* _INPUT FOR THIS TASK_:
————————
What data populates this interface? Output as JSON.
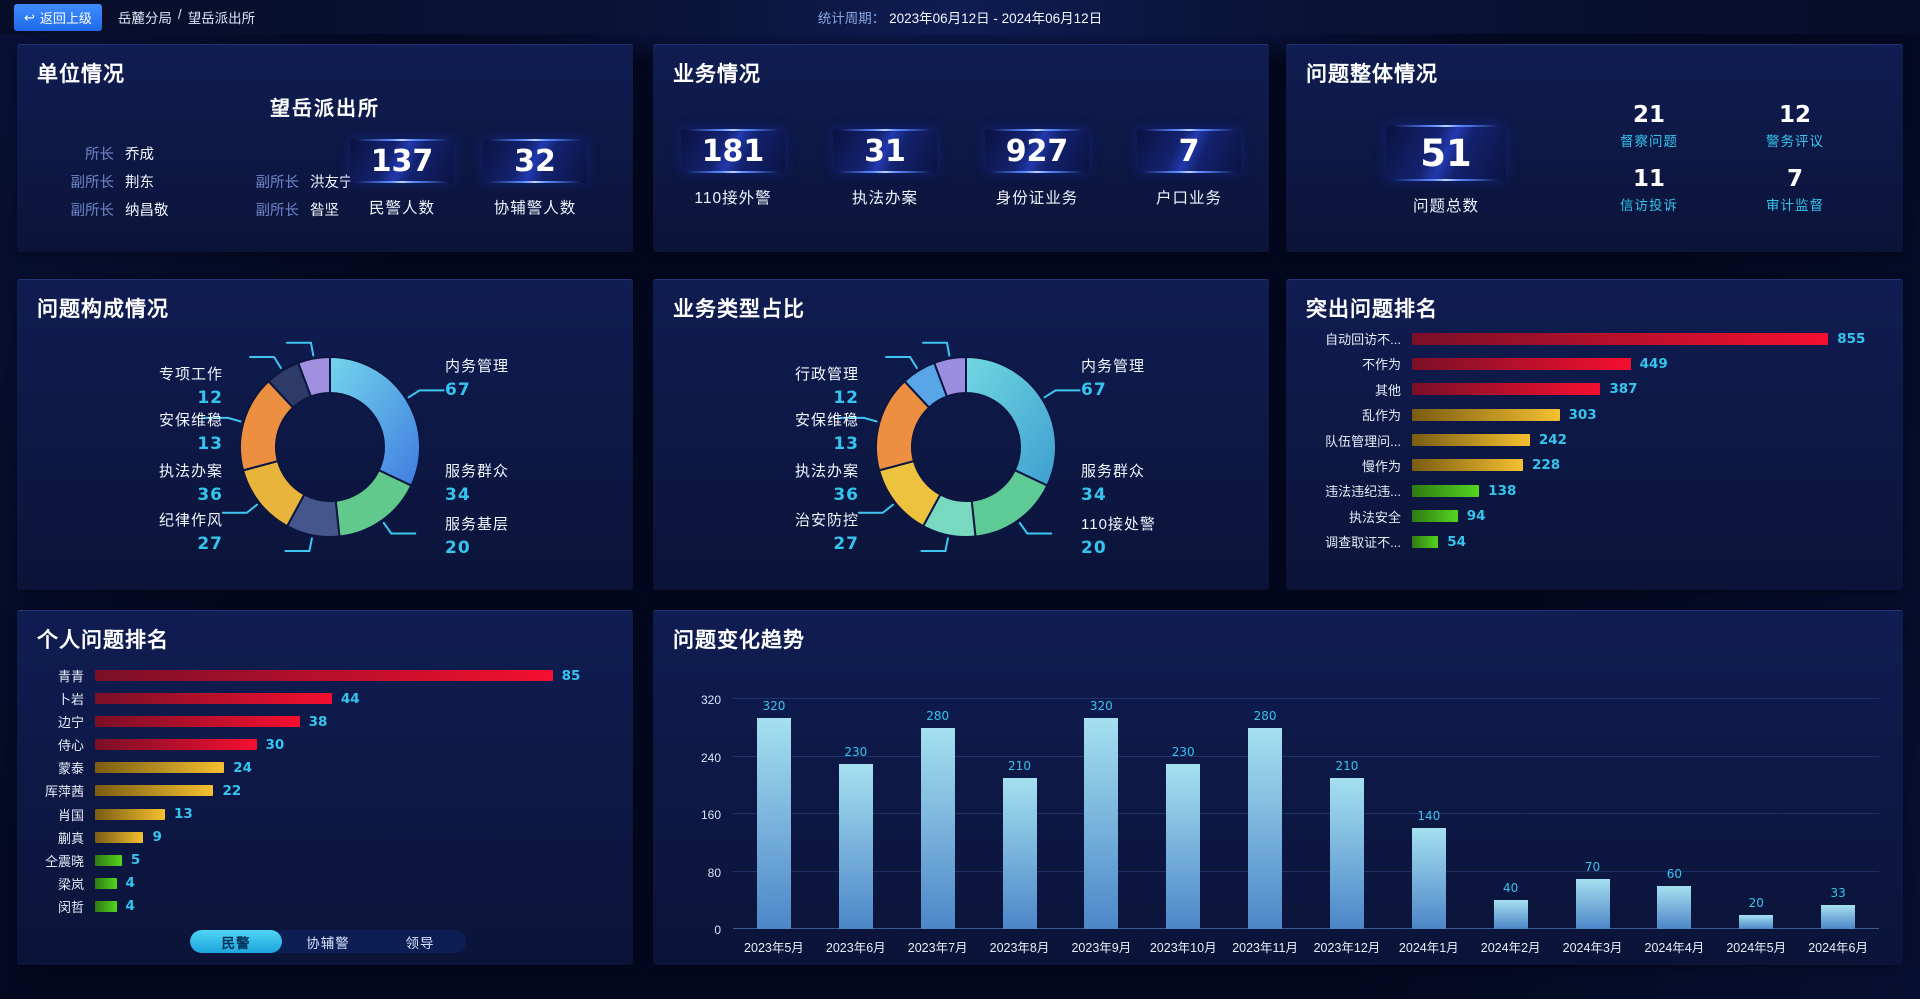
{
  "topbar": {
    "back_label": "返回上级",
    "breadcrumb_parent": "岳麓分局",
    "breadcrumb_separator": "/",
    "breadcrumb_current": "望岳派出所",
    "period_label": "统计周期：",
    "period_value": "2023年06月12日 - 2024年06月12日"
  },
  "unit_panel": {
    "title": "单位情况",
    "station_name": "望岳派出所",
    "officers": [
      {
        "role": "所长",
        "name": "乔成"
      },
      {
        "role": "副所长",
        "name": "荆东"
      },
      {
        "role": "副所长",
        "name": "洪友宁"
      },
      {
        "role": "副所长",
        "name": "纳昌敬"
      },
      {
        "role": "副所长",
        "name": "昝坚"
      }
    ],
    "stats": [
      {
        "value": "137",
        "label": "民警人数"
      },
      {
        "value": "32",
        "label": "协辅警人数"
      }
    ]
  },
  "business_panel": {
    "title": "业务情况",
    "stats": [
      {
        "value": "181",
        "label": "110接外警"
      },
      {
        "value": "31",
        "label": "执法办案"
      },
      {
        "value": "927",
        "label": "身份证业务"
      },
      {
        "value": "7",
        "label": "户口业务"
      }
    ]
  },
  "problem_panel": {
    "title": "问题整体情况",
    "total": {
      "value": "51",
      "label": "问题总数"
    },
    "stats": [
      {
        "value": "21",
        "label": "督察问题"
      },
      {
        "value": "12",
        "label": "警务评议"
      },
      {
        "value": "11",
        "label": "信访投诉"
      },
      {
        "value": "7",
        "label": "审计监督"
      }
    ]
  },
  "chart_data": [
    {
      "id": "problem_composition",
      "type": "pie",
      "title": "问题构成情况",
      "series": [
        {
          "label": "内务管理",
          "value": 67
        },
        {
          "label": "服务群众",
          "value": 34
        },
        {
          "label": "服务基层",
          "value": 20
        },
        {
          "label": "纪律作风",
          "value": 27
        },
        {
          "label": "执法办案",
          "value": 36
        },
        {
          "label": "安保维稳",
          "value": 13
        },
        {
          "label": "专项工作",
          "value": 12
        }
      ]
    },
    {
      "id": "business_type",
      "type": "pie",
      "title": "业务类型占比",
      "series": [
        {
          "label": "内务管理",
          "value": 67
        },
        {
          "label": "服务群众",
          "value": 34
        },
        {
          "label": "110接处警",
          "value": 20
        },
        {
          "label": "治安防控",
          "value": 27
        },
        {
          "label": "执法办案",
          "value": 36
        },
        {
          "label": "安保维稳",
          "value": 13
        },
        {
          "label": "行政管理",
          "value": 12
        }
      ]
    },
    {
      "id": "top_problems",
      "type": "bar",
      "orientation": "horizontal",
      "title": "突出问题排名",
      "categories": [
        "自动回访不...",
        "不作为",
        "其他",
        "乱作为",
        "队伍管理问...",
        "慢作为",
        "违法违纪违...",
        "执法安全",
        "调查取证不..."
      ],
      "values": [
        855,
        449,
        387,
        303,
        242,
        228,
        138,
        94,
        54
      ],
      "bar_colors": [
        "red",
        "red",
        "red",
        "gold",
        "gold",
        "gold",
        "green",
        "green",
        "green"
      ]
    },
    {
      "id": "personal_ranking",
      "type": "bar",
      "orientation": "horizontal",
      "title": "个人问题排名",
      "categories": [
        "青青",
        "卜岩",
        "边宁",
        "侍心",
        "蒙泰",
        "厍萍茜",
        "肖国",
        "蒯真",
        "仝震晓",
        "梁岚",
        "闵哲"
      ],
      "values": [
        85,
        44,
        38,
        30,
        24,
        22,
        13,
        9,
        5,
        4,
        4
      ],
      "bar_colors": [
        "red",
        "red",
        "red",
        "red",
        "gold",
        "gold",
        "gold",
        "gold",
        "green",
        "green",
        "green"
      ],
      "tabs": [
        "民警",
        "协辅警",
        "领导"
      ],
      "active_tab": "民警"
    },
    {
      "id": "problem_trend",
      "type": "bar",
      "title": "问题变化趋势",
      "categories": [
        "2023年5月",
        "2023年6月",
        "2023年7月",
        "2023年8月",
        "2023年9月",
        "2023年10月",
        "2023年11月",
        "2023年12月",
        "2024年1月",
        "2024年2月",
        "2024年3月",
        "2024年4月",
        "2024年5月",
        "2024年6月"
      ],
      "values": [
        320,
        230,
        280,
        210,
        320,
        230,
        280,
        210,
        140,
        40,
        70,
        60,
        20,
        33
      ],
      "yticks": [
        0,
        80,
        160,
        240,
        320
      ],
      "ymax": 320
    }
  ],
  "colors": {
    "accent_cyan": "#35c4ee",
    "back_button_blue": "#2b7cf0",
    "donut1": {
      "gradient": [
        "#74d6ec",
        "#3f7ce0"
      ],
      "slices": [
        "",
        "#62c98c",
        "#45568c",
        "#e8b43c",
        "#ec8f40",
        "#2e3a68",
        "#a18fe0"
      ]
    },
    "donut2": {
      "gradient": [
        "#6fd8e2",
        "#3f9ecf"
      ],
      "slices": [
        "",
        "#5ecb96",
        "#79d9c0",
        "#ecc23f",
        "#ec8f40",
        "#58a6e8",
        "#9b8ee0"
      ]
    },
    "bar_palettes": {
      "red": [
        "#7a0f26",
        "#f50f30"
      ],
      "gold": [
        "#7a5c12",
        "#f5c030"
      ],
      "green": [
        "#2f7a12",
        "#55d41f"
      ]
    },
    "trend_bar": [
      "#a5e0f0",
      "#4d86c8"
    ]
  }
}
————————
* _WORK TO DO_: Except for the pictures, copy every line of the records above exactly.

* _FINAL RESULT_:
What data populates this interface? Output as JSON.
{
  "topbar": {
    "back_label": "返回上级",
    "breadcrumb_parent": "岳麓分局",
    "breadcrumb_separator": "/",
    "breadcrumb_current": "望岳派出所",
    "period_label": "统计周期：",
    "period_value": "2023年06月12日 - 2024年06月12日"
  },
  "unit_panel": {
    "title": "单位情况",
    "station_name": "望岳派出所",
    "officers": [
      {
        "role": "所长",
        "name": "乔成"
      },
      {
        "role": "副所长",
        "name": "荆东"
      },
      {
        "role": "副所长",
        "name": "洪友宁"
      },
      {
        "role": "副所长",
        "name": "纳昌敬"
      },
      {
        "role": "副所长",
        "name": "昝坚"
      }
    ],
    "stats": [
      {
        "value": "137",
        "label": "民警人数"
      },
      {
        "value": "32",
        "label": "协辅警人数"
      }
    ]
  },
  "business_panel": {
    "title": "业务情况",
    "stats": [
      {
        "value": "181",
        "label": "110接外警"
      },
      {
        "value": "31",
        "label": "执法办案"
      },
      {
        "value": "927",
        "label": "身份证业务"
      },
      {
        "value": "7",
        "label": "户口业务"
      }
    ]
  },
  "problem_panel": {
    "title": "问题整体情况",
    "total": {
      "value": "51",
      "label": "问题总数"
    },
    "stats": [
      {
        "value": "21",
        "label": "督察问题"
      },
      {
        "value": "12",
        "label": "警务评议"
      },
      {
        "value": "11",
        "label": "信访投诉"
      },
      {
        "value": "7",
        "label": "审计监督"
      }
    ]
  },
  "chart_data": [
    {
      "id": "problem_composition",
      "type": "pie",
      "title": "问题构成情况",
      "series": [
        {
          "label": "内务管理",
          "value": 67
        },
        {
          "label": "服务群众",
          "value": 34
        },
        {
          "label": "服务基层",
          "value": 20
        },
        {
          "label": "纪律作风",
          "value": 27
        },
        {
          "label": "执法办案",
          "value": 36
        },
        {
          "label": "安保维稳",
          "value": 13
        },
        {
          "label": "专项工作",
          "value": 12
        }
      ]
    },
    {
      "id": "business_type",
      "type": "pie",
      "title": "业务类型占比",
      "series": [
        {
          "label": "内务管理",
          "value": 67
        },
        {
          "label": "服务群众",
          "value": 34
        },
        {
          "label": "110接处警",
          "value": 20
        },
        {
          "label": "治安防控",
          "value": 27
        },
        {
          "label": "执法办案",
          "value": 36
        },
        {
          "label": "安保维稳",
          "value": 13
        },
        {
          "label": "行政管理",
          "value": 12
        }
      ]
    },
    {
      "id": "top_problems",
      "type": "bar",
      "orientation": "horizontal",
      "title": "突出问题排名",
      "categories": [
        "自动回访不...",
        "不作为",
        "其他",
        "乱作为",
        "队伍管理问...",
        "慢作为",
        "违法违纪违...",
        "执法安全",
        "调查取证不..."
      ],
      "values": [
        855,
        449,
        387,
        303,
        242,
        228,
        138,
        94,
        54
      ],
      "bar_colors": [
        "red",
        "red",
        "red",
        "gold",
        "gold",
        "gold",
        "green",
        "green",
        "green"
      ]
    },
    {
      "id": "personal_ranking",
      "type": "bar",
      "orientation": "horizontal",
      "title": "个人问题排名",
      "categories": [
        "青青",
        "卜岩",
        "边宁",
        "侍心",
        "蒙泰",
        "厍萍茜",
        "肖国",
        "蒯真",
        "仝震晓",
        "梁岚",
        "闵哲"
      ],
      "values": [
        85,
        44,
        38,
        30,
        24,
        22,
        13,
        9,
        5,
        4,
        4
      ],
      "bar_colors": [
        "red",
        "red",
        "red",
        "red",
        "gold",
        "gold",
        "gold",
        "gold",
        "green",
        "green",
        "green"
      ],
      "tabs": [
        "民警",
        "协辅警",
        "领导"
      ],
      "active_tab": "民警"
    },
    {
      "id": "problem_trend",
      "type": "bar",
      "title": "问题变化趋势",
      "categories": [
        "2023年5月",
        "2023年6月",
        "2023年7月",
        "2023年8月",
        "2023年9月",
        "2023年10月",
        "2023年11月",
        "2023年12月",
        "2024年1月",
        "2024年2月",
        "2024年3月",
        "2024年4月",
        "2024年5月",
        "2024年6月"
      ],
      "values": [
        320,
        230,
        280,
        210,
        320,
        230,
        280,
        210,
        140,
        40,
        70,
        60,
        20,
        33
      ],
      "yticks": [
        0,
        80,
        160,
        240,
        320
      ],
      "ymax": 320
    }
  ],
  "colors": {
    "accent_cyan": "#35c4ee",
    "back_button_blue": "#2b7cf0",
    "donut1": {
      "gradient": [
        "#74d6ec",
        "#3f7ce0"
      ],
      "slices": [
        "",
        "#62c98c",
        "#45568c",
        "#e8b43c",
        "#ec8f40",
        "#2e3a68",
        "#a18fe0"
      ]
    },
    "donut2": {
      "gradient": [
        "#6fd8e2",
        "#3f9ecf"
      ],
      "slices": [
        "",
        "#5ecb96",
        "#79d9c0",
        "#ecc23f",
        "#ec8f40",
        "#58a6e8",
        "#9b8ee0"
      ]
    },
    "bar_palettes": {
      "red": [
        "#7a0f26",
        "#f50f30"
      ],
      "gold": [
        "#7a5c12",
        "#f5c030"
      ],
      "green": [
        "#2f7a12",
        "#55d41f"
      ]
    },
    "trend_bar": [
      "#a5e0f0",
      "#4d86c8"
    ]
  }
}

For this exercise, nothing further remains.